Directions: Repeat part of the speech on the Evidence (Children and Special Witnesses) Amendment Bill word for word: begin at "What we know" and stop after "establish lasting relationships.".

Page excerpt:
Cassy O'Connor MP  -  Tuesday, 15 September 2020

Tags: Legislation, Children and Young People, Justice

Ms O'CONNOR (Clark - Leader of the Greens) - Mr Deputy Speaker, the Greens will be supporting the Evidence (Children and Special Witnesses) Amendment Bill 2020. It is good, strong legislation and is absolutely necessary.

While we are today enacting a pilot witness intermediary scheme, I have no doubt that the scheme will prove to be of significant benefit to survivors and victims, but also to the administration of justice, and that the pilot scheme will need to be extended.

Like quite a few members of this place, in my life and in my work, I have come into contact with a number of people who experienced sexual abuse as children. I had a very close family member who was sexually abused as a child. She is no longer alive and I am sure that is a direct and tragic consequence of the abuse that she experienced at the age of six.

What we know about the effect of sexual abuse on children, is that it afflicts every part of a person's subsequent life. It is life-limiting, it affects every life choice a survivor makes, it impacts on their commitment to education, their capacity to secure employment, their ability to earn a living, to find a secure home and to establish lasting relationships.

It affects how survivors relate to the world and the people around them. More than anything else, it affects how the survivors relate to themselves, because with sexual abuse of children, a strong and recurring theme is one of shame, self-loathing, self-harm and a deep feeling that no one will help you, because no one did when you were a child. There is that sense of being almost an outsider to a system that you feel that has shut you out. That is why it is so important that parliaments enact legislation that provide true access to justice but are also sensitive to the person.

We need to have a whole system response. When we talk about trauma-informed care we need to do more than say the words. We need to understand the profound and devastating impact that trauma created by sexual abuse has on children who grow into adults. Some of those children will have found justice through the justice system. Some of those perpetrators will have faced retribution. Some of them do not make it.

Records supplied:
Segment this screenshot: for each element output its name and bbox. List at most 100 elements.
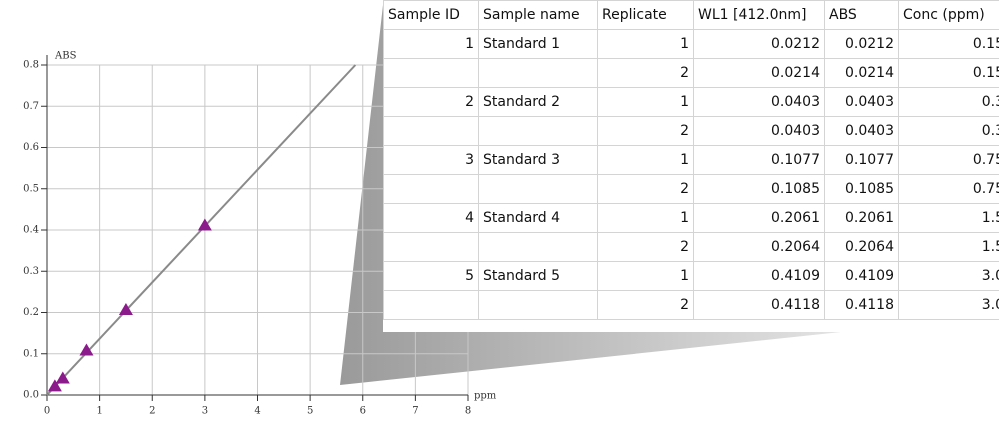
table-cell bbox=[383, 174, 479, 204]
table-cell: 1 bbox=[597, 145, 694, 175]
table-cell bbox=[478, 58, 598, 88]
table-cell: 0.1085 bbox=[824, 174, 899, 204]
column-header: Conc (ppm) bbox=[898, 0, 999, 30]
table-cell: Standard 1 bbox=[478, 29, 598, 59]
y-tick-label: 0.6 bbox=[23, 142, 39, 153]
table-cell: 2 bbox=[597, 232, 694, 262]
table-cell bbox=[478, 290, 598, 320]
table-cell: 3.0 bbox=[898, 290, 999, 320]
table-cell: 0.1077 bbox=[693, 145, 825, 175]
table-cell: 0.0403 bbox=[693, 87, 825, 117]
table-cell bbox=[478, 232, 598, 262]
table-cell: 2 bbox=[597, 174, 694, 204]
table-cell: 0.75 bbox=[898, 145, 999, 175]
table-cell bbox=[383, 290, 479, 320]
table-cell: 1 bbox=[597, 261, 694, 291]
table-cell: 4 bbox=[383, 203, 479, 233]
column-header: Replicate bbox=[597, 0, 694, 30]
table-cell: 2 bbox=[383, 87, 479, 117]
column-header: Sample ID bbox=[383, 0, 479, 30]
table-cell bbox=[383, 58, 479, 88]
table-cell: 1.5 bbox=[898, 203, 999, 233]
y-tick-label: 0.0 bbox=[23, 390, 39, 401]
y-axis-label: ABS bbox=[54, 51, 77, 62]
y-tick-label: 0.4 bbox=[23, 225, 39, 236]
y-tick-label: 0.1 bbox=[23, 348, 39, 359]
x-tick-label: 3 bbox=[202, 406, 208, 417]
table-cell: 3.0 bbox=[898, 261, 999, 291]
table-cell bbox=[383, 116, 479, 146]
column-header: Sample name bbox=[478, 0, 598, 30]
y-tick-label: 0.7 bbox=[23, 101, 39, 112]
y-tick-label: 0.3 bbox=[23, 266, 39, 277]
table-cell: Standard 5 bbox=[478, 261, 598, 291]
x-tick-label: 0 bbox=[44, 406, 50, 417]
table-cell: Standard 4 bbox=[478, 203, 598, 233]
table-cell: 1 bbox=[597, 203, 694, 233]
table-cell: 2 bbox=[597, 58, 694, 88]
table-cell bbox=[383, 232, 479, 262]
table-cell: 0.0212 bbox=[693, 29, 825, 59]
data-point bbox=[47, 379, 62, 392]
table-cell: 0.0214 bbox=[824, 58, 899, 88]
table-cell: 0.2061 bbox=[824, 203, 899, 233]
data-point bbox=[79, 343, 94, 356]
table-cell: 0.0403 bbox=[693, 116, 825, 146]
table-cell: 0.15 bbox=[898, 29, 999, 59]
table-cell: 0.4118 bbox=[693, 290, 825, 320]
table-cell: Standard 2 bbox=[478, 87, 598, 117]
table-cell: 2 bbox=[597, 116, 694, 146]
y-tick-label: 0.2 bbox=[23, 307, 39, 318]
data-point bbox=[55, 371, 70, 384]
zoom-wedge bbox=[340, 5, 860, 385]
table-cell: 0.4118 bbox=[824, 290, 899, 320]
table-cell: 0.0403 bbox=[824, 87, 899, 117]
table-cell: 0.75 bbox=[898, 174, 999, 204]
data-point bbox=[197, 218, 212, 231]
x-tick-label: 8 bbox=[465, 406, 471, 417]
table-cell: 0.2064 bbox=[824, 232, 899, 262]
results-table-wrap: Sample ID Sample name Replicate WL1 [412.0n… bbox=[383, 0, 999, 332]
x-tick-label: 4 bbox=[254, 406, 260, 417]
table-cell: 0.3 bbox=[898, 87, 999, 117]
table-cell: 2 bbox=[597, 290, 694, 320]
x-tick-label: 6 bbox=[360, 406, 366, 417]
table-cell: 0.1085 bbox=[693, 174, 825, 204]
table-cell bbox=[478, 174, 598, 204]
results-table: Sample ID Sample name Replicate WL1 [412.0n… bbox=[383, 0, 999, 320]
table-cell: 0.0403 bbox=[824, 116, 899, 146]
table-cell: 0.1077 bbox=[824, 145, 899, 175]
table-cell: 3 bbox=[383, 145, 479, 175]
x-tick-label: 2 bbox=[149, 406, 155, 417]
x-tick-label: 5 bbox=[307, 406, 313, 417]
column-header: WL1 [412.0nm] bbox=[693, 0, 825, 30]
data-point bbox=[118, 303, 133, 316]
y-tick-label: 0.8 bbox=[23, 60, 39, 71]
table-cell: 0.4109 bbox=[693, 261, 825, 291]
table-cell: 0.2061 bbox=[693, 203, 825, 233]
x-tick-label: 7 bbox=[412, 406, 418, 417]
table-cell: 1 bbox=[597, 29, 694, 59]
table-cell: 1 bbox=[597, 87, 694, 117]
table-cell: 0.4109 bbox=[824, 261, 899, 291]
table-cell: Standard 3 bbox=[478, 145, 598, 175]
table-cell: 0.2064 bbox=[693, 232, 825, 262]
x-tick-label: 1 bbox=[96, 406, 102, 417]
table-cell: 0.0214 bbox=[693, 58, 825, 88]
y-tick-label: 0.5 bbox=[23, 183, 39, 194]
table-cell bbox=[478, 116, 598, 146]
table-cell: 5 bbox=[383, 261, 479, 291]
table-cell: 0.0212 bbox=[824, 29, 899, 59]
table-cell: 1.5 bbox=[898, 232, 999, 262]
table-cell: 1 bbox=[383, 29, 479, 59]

Response to this exercise:
What we know about the effect of sexual abuse on children, is that it afflicts every part of a person's subsequent life. It is life-limiting, it affects every life choice a survivor makes, it impacts on their commitment to education, their capacity to secure employment, their ability to earn a living, to find a secure home and to establish lasting relationships.